Exercise aim: Take the line that contains "What data populates" and all lines after it, up to and including the last line of the data, and write them out exactly; nothing else belongs in the answer.

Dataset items
# # # #
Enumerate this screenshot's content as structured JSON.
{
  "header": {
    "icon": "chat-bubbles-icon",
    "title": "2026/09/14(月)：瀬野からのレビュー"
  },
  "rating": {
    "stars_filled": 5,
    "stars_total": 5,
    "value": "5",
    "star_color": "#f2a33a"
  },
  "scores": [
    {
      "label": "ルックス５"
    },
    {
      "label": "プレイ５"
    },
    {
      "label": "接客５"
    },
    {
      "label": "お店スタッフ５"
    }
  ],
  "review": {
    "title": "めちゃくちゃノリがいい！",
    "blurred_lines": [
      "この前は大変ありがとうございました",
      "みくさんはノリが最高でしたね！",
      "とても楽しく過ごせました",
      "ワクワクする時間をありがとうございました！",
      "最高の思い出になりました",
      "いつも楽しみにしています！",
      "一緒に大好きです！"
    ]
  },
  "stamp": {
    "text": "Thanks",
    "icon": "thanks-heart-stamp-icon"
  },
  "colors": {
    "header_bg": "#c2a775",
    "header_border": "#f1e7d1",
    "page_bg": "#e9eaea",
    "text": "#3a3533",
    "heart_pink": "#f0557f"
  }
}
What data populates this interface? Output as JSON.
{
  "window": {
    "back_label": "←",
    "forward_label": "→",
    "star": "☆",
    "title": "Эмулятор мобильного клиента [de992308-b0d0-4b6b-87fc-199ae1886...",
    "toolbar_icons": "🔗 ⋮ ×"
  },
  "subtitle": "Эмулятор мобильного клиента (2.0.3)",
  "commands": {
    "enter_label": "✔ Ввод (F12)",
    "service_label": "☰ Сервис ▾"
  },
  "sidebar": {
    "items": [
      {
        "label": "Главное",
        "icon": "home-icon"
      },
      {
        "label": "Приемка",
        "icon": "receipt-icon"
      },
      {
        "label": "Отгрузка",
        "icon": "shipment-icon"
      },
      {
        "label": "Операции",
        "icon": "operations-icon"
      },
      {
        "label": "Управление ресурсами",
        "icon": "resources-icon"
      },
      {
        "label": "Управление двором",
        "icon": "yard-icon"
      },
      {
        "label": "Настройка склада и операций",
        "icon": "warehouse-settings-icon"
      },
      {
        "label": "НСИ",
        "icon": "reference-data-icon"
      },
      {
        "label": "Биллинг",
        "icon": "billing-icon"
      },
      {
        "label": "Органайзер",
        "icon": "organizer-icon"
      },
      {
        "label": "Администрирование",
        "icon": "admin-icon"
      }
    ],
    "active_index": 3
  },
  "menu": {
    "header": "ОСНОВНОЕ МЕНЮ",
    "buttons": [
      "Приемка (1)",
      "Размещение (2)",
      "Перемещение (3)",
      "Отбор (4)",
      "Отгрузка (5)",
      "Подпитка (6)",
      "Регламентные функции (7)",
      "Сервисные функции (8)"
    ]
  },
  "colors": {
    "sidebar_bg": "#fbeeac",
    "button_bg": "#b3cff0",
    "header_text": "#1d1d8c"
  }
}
# # # #
Output below:
What data populates this interface? Output as JSON.
{
  "window": {
    "back_label": "←",
    "forward_label": "→",
    "star": "☆",
    "title": "Эмулятор мобильного клиента [de992308-b0d0-4b6b-87fc-199ae1886...",
    "toolbar_icons": "🔗 ⋮ ×"
  },
  "subtitle": "Эмулятор мобильного клиента (2.0.3)",
  "commands": {
    "enter_label": "✔ Ввод (F12)",
    "service_label": "☰ Сервис ▾"
  },
  "sidebar": {
    "items": [
      {
        "label": "Главное",
        "icon": "home-icon"
      },
      {
        "label": "Приемка",
        "icon": "receipt-icon"
      },
      {
        "label": "Отгрузка",
        "icon": "shipment-icon"
      },
      {
        "label": "Операции",
        "icon": "operations-icon"
      },
      {
        "label": "Управление ресурсами",
        "icon": "resources-icon"
      },
      {
        "label": "Управление двором",
        "icon": "yard-icon"
      },
      {
        "label": "Настройка склада и операций",
        "icon": "warehouse-settings-icon"
      },
      {
        "label": "НСИ",
        "icon": "reference-data-icon"
      },
      {
        "label": "Биллинг",
        "icon": "billing-icon"
      },
      {
        "label": "Органайзер",
        "icon": "organizer-icon"
      },
      {
        "label": "Администрирование",
        "icon": "admin-icon"
      }
    ],
    "active_index": 3
  },
  "menu": {
    "header": "ОСНОВНОЕ МЕНЮ",
    "buttons": [
      "Приемка (1)",
      "Размещение (2)",
      "Перемещение (3)",
      "Отбор (4)",
      "Отгрузка (5)",
      "Подпитка (6)",
      "Регламентные функции (7)",
      "Сервисные функции (8)"
    ]
  },
  "colors": {
    "sidebar_bg": "#fbeeac",
    "button_bg": "#b3cff0",
    "header_text": "#1d1d8c"
  }
}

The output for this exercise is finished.